# WHAT TO WORK ON
[1] In the pulse oximetry text, in what percentage of subjects did black nail polish prevent a readable signal?
[2] In the pulse oximetry text, rewrite the passage starting with "An ODI of 5" and going on through "obstructive sleep apnea.", substituting "oxygen drops" for "desaturations".

# EXTRACT TO READ
++++++++++++++++++++
An ODI of 5 or more desaturations per hour is one commonly used threshold for an abnormal result, though some clinicians use cutoffs of 10 or 15 per hour depending on the clinical context. A characteristic “sawtooth” pattern of clustered deep desaturations, particularly during REM sleep, is a hallmark finding in obstructive sleep apnea.
Overnight oximetry works well for identifying moderate-to-severe sleep apnea in patients already suspected of having it, but it’s less reliable for ruling out mild cases. It also cannot distinguish between obstructive and central sleep apnea, so it’s a screening tool rather than a definitive diagnostic test. It’s also useful for monitoring treatment response after someone starts CPAP therapy or undergoes surgery for sleep apnea.
For patients with chronic respiratory conditions, overnight oximetry can document nocturnal desaturation. A sustained drop to 88% or below for a cumulative total of 5 minutes or more during sleep is one criterion used to qualify a patient for supplemental oxygen during sleep.
Home Monitoring During Respiratory Infections
The COVID-19 pandemic expanded the use of home pulse oximetry significantly. Patients diagnosed with respiratory infections who aren’t sick enough for hospital admission can monitor their oxygen levels at home and seek care if readings drop below a set threshold or show a downward trend over time. The trending pattern matters as much as any single number: a gradual decline in SpO2, even if individual readings remain above a specific cutoff, is a reason to seek medical evaluation.
One important caveat for home use is device accuracy. Consumer-grade (non-medical) pulse oximeters have a positive predictive value of only about 33% for detecting true hypoxemia, meaning two-thirds of “low” readings may be false alarms. Their negative predictive value, however, is 99%, meaning a normal reading is reliably reassuring. People living at higher elevations may also need adjusted thresholds, since baseline oxygen levels are naturally lower at altitude.
Critical Care and Ventilator Management
In intensive care units, pulse oximetry is one of the standard continuous monitoring parameters. It’s used alongside other vital signs to track patients on mechanical ventilators, guiding decisions about how much oxygen to deliver and when ventilator settings can be reduced. The ability to titrate oxygen in real time prevents both hypoxemia and excessive oxygen delivery, which can itself cause lung damage in critically ill patients.
Factors That Affect Accuracy
Pulse oximetry readings can be unreliable under certain conditions, which is important to know regardless of the clinical indication. Skin pigmentation is one recognized factor: the FDA issued draft guidance in January 2025 addressing concerns that darker skin tones can affect pulse oximeter accuracy, potentially leading to falsely elevated readings that mask true hypoxemia.
Nail polish has long been cited as a potential source of error, though the evidence is more nuanced than the common practice of removing it might suggest. Most modern pulse oximeters read accurately through most nail polish colors. The exception is very dark polishes, particularly black and brown. In one study, black nail polish prevented a readable signal in 88% of subjects, and brown polish blocked readings in 36%. Blue and green polishes can also interfere because they absorb light at wavelengths the sensor relies on, though the effect is smaller with newer devices.
Other factors that can compromise accuracy include poor circulation to the fingers (from cold, low blood pressure, or vasoconstricting medications), excessive patient movement, carbon monoxide exposure (which causes falsely normal readings), and severe anemia. Clinicians interpreting pulse oximetry results factor these variables into their assessment, and in cases of doubt, an arterial blood gas test provides a more precise measurement.
++++++++++++++++++++
# DATASET
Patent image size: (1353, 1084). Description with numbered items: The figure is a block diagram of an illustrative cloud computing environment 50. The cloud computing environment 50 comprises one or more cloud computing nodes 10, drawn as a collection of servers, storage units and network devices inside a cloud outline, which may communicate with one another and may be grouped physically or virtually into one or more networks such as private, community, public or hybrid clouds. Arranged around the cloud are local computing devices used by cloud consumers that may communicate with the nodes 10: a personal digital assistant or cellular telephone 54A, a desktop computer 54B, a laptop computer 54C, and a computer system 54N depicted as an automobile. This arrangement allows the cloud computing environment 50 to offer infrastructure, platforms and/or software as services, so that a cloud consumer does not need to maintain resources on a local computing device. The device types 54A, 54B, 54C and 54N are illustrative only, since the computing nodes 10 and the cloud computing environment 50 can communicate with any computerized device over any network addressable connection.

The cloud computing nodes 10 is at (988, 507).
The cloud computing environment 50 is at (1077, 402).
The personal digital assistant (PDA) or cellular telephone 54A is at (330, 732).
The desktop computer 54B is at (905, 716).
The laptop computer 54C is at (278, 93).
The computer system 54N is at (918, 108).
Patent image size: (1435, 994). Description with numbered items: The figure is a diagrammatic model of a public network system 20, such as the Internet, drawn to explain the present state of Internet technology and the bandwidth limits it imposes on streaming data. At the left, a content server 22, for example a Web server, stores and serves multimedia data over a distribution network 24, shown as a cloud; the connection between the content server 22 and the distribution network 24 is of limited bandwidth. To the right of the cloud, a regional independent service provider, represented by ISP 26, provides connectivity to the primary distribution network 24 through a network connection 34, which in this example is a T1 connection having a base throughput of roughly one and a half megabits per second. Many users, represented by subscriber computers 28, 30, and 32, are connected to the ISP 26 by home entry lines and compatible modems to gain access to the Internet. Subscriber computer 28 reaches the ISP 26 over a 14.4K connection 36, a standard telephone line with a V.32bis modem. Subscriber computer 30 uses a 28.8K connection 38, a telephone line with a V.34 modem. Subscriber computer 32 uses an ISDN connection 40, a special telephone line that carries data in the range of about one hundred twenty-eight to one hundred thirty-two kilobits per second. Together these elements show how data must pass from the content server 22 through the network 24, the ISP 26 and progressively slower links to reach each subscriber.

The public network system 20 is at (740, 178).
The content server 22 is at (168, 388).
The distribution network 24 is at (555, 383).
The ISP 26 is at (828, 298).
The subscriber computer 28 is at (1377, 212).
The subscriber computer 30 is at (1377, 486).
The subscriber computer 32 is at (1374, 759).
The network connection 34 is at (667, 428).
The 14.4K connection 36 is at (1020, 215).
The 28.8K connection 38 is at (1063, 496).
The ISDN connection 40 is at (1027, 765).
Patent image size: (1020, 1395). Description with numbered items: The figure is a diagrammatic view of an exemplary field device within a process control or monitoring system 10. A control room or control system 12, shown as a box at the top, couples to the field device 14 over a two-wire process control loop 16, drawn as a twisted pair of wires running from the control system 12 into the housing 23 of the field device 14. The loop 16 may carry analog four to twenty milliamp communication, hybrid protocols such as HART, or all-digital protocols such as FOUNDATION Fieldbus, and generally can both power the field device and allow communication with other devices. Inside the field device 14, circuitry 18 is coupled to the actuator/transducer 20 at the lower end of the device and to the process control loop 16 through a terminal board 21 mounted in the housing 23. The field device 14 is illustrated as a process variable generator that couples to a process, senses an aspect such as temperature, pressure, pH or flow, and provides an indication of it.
++++++++++++++++++++
# YOUR RESPONSES
[1] 88%

[2]
An ODI of 5 or more oxygen drops per hour is one commonly used threshold for an abnormal result, though some clinicians use cutoffs of 10 or 15 per hour depending on the clinical context. A characteristic “sawtooth” pattern of clustered deep oxygen drops, particularly during REM sleep, is a hallmark finding in obstructive sleep apnea.